Dataset listings of figures:
## Start
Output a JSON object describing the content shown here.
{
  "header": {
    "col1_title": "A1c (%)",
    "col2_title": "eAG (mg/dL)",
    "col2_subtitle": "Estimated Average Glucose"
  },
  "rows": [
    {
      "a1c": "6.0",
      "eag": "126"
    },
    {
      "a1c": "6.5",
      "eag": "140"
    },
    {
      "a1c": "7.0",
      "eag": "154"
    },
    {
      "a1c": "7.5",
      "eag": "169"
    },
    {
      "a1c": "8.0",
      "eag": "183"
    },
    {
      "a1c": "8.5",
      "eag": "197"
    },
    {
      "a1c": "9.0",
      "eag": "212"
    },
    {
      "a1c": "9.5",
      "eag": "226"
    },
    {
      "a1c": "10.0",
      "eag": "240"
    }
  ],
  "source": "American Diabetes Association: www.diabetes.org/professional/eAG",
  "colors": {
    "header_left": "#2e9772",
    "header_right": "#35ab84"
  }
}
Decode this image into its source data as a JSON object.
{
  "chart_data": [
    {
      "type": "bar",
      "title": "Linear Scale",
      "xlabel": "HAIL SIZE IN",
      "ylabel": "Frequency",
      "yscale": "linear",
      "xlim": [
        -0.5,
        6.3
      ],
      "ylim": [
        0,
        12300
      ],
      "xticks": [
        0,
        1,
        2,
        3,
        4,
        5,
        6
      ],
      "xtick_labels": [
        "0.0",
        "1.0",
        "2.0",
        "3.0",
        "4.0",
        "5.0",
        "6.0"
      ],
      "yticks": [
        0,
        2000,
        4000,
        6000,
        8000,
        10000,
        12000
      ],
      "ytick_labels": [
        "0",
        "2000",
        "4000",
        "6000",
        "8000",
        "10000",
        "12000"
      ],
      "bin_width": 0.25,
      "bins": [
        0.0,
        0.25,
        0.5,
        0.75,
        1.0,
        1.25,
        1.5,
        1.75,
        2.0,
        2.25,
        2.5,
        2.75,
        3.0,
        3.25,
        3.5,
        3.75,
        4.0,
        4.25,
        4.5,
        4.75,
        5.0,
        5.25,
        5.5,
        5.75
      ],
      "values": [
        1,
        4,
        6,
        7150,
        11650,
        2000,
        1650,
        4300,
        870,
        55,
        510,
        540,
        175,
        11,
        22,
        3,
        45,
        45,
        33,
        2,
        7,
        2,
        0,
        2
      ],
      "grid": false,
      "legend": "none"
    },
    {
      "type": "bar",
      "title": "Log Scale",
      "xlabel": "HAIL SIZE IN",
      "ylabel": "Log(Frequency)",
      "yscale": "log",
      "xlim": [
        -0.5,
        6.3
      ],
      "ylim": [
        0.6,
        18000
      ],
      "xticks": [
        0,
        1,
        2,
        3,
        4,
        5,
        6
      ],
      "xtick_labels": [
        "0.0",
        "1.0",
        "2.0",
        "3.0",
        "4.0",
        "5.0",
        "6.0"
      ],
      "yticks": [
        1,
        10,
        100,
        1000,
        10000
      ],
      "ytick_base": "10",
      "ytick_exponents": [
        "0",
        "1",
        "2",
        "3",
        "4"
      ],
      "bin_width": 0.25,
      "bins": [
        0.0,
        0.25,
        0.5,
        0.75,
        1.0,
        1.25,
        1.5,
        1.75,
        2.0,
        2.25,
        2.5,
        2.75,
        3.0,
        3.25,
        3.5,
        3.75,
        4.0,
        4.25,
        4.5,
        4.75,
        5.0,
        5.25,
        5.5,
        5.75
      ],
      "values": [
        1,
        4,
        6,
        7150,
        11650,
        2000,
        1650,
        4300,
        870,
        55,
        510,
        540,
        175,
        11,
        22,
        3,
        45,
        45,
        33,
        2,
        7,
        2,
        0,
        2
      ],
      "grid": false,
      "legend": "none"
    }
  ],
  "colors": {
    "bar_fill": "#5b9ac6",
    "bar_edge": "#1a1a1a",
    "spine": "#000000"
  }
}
## End
TASK PROMPT => Write out the entries in full, exactly as given.

RESULT FOR THIS EXERCISE =>
Output a JSON object describing the content shown here.
{
  "header": {
    "col1_title": "A1c (%)",
    "col2_title": "eAG (mg/dL)",
    "col2_subtitle": "Estimated Average Glucose"
  },
  "rows": [
    {
      "a1c": "6.0",
      "eag": "126"
    },
    {
      "a1c": "6.5",
      "eag": "140"
    },
    {
      "a1c": "7.0",
      "eag": "154"
    },
    {
      "a1c": "7.5",
      "eag": "169"
    },
    {
      "a1c": "8.0",
      "eag": "183"
    },
    {
      "a1c": "8.5",
      "eag": "197"
    },
    {
      "a1c": "9.0",
      "eag": "212"
    },
    {
      "a1c": "9.5",
      "eag": "226"
    },
    {
      "a1c": "10.0",
      "eag": "240"
    }
  ],
  "source": "American Diabetes Association: www.diabetes.org/professional/eAG",
  "colors": {
    "header_left": "#2e9772",
    "header_right": "#35ab84"
  }
}
Decode this image into its source data as a JSON object.
{
  "chart_data": [
    {
      "type": "bar",
      "title": "Linear Scale",
      "xlabel": "HAIL SIZE IN",
      "ylabel": "Frequency",
      "yscale": "linear",
      "xlim": [
        -0.5,
        6.3
      ],
      "ylim": [
        0,
        12300
      ],
      "xticks": [
        0,
        1,
        2,
        3,
        4,
        5,
        6
      ],
      "xtick_labels": [
        "0.0",
        "1.0",
        "2.0",
        "3.0",
        "4.0",
        "5.0",
        "6.0"
      ],
      "yticks": [
        0,
        2000,
        4000,
        6000,
        8000,
        10000,
        12000
      ],
      "ytick_labels": [
        "0",
        "2000",
        "4000",
        "6000",
        "8000",
        "10000",
        "12000"
      ],
      "bin_width": 0.25,
      "bins": [
        0.0,
        0.25,
        0.5,
        0.75,
        1.0,
        1.25,
        1.5,
        1.75,
        2.0,
        2.25,
        2.5,
        2.75,
        3.0,
        3.25,
        3.5,
        3.75,
        4.0,
        4.25,
        4.5,
        4.75,
        5.0,
        5.25,
        5.5,
        5.75
      ],
      "values": [
        1,
        4,
        6,
        7150,
        11650,
        2000,
        1650,
        4300,
        870,
        55,
        510,
        540,
        175,
        11,
        22,
        3,
        45,
        45,
        33,
        2,
        7,
        2,
        0,
        2
      ],
      "grid": false,
      "legend": "none"
    },
    {
      "type": "bar",
      "title": "Log Scale",
      "xlabel": "HAIL SIZE IN",
      "ylabel": "Log(Frequency)",
      "yscale": "log",
      "xlim": [
        -0.5,
        6.3
      ],
      "ylim": [
        0.6,
        18000
      ],
      "xticks": [
        0,
        1,
        2,
        3,
        4,
        5,
        6
      ],
      "xtick_labels": [
        "0.0",
        "1.0",
        "2.0",
        "3.0",
        "4.0",
        "5.0",
        "6.0"
      ],
      "yticks": [
        1,
        10,
        100,
        1000,
        10000
      ],
      "ytick_base": "10",
      "ytick_exponents": [
        "0",
        "1",
        "2",
        "3",
        "4"
      ],
      "bin_width": 0.25,
      "bins": [
        0.0,
        0.25,
        0.5,
        0.75,
        1.0,
        1.25,
        1.5,
        1.75,
        2.0,
        2.25,
        2.5,
        2.75,
        3.0,
        3.25,
        3.5,
        3.75,
        4.0,
        4.25,
        4.5,
        4.75,
        5.0,
        5.25,
        5.5,
        5.75
      ],
      "values": [
        1,
        4,
        6,
        7150,
        11650,
        2000,
        1650,
        4300,
        870,
        55,
        510,
        540,
        175,
        11,
        22,
        3,
        45,
        45,
        33,
        2,
        7,
        2,
        0,
        2
      ],
      "grid": false,
      "legend": "none"
    }
  ],
  "colors": {
    "bar_fill": "#5b9ac6",
    "bar_edge": "#1a1a1a",
    "spine": "#000000"
  }
}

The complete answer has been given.